STATED EXERCISE - Going through the material below, please gather all lines with the word "номера" in them.

RECORDS FOR THE TASK -
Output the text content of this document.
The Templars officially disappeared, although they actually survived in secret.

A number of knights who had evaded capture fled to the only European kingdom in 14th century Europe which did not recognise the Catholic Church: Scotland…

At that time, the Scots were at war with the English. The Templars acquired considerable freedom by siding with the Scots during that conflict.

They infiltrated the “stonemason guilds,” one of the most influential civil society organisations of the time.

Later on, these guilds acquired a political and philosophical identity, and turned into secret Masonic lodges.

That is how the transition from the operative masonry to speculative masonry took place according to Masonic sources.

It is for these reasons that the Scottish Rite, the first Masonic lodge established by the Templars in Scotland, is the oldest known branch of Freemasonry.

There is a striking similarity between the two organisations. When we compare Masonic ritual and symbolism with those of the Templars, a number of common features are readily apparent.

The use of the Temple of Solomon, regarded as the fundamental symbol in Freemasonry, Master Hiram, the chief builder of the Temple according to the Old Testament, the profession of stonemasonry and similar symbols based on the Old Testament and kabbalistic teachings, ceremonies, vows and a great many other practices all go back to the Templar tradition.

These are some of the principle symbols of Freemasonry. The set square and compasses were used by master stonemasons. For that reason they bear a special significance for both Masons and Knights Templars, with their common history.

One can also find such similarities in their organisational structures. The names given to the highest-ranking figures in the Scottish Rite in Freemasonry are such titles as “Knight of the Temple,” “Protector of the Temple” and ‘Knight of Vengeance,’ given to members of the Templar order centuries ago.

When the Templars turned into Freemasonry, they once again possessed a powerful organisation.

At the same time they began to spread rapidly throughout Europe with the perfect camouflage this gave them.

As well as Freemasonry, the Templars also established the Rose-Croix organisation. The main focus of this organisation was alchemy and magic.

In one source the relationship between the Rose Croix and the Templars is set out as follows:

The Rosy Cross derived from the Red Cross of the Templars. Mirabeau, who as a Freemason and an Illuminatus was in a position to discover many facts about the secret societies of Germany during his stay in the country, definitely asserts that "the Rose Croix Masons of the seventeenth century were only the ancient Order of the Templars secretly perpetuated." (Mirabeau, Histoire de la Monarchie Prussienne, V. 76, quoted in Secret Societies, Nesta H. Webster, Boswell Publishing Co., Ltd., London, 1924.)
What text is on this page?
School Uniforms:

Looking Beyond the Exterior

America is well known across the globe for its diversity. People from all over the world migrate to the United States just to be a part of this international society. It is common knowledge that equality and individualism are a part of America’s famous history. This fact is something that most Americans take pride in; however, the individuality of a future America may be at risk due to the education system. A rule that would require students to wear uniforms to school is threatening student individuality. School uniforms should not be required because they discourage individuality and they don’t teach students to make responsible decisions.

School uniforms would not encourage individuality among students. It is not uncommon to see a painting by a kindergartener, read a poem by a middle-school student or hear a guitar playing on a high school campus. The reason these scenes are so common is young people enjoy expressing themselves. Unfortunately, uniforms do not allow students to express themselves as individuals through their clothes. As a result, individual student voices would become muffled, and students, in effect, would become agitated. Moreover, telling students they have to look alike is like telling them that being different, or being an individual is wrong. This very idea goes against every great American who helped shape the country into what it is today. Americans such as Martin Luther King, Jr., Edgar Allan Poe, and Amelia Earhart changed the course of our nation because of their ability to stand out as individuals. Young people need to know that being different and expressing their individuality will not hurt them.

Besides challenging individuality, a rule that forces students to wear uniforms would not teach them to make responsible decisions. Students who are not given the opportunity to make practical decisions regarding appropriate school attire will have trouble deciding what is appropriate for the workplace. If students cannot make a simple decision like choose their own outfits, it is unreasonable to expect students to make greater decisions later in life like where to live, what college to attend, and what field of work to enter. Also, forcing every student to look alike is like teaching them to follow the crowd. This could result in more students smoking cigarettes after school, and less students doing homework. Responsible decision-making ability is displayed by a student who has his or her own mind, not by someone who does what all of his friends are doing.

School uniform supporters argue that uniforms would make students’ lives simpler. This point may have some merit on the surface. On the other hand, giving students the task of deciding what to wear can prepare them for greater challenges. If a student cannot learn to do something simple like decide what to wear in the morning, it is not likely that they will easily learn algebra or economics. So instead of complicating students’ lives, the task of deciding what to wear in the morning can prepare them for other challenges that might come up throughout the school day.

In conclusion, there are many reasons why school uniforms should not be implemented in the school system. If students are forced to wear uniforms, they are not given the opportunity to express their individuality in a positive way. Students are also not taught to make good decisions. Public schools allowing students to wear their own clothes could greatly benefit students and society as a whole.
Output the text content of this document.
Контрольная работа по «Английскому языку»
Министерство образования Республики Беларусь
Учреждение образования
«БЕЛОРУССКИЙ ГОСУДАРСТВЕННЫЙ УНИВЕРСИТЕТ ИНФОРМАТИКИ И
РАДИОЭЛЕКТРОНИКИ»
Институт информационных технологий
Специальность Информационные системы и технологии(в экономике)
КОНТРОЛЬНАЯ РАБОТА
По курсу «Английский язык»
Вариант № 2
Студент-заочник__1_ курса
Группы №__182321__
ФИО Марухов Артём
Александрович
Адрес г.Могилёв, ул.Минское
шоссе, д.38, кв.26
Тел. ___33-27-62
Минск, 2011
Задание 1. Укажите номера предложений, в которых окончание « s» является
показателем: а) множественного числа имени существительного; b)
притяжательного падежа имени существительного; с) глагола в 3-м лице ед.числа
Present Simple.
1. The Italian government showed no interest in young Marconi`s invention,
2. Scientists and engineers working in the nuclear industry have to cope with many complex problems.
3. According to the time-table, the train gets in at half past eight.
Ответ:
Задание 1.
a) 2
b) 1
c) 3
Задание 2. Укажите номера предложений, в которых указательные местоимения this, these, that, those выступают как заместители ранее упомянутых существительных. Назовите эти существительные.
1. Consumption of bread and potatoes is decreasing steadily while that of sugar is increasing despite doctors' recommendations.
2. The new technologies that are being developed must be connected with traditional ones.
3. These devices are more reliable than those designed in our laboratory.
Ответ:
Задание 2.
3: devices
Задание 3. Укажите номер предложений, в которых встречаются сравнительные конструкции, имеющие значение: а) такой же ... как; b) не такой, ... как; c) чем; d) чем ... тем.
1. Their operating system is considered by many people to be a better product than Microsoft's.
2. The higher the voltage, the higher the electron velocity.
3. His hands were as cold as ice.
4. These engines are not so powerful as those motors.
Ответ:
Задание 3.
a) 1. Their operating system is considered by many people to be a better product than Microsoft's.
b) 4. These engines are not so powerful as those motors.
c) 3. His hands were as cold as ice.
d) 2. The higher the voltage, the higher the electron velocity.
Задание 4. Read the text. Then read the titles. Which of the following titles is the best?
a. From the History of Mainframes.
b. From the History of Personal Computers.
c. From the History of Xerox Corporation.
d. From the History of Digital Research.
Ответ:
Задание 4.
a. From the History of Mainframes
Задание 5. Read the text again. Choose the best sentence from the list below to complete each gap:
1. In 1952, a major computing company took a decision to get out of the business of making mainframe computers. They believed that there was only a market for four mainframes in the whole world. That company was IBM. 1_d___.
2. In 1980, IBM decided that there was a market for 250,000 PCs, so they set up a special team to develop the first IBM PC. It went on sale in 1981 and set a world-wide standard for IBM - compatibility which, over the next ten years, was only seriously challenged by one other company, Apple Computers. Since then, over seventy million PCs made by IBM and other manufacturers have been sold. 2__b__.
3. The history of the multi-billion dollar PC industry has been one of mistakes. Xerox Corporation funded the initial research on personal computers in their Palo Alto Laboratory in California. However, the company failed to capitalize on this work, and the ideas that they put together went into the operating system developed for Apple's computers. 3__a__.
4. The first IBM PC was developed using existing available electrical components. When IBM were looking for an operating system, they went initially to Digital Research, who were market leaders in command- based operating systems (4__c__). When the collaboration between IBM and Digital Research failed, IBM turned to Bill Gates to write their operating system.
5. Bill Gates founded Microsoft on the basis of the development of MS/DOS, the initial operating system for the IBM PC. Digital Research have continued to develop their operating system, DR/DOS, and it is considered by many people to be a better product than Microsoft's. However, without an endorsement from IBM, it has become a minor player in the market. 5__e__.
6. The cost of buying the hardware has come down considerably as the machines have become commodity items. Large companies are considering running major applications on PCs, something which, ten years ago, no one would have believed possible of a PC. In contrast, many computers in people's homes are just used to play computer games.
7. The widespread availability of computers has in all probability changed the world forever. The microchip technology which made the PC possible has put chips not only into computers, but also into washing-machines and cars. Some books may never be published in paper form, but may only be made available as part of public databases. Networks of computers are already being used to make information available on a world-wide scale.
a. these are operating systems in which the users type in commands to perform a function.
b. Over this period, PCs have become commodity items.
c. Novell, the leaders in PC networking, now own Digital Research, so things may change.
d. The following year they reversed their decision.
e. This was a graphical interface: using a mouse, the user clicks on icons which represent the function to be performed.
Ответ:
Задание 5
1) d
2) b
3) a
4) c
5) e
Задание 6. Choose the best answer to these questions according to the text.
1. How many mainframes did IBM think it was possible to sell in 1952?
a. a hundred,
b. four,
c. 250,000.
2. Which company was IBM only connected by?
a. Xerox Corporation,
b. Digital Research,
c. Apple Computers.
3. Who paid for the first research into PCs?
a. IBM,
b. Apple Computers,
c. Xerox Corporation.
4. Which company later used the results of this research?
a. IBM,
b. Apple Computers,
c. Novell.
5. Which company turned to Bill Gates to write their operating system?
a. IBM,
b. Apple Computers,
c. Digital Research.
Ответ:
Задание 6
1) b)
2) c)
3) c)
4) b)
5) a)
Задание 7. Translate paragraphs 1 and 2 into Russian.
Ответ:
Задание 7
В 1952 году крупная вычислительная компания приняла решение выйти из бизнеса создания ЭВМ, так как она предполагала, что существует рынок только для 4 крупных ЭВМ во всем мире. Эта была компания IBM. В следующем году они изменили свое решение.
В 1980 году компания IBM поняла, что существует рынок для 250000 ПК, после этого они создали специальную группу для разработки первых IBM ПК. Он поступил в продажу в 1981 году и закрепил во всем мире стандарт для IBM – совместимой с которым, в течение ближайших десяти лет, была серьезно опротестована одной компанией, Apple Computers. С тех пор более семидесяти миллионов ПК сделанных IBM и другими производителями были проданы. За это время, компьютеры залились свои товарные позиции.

OUTPUT BELOW -
Задание 1. Укажите номера предложений, в которых окончание « s» является
Задание 2. Укажите номера предложений, в которых указательные местоимения this, these, that, those выступают как заместители ранее упомянутых существительных. Назовите эти существительные.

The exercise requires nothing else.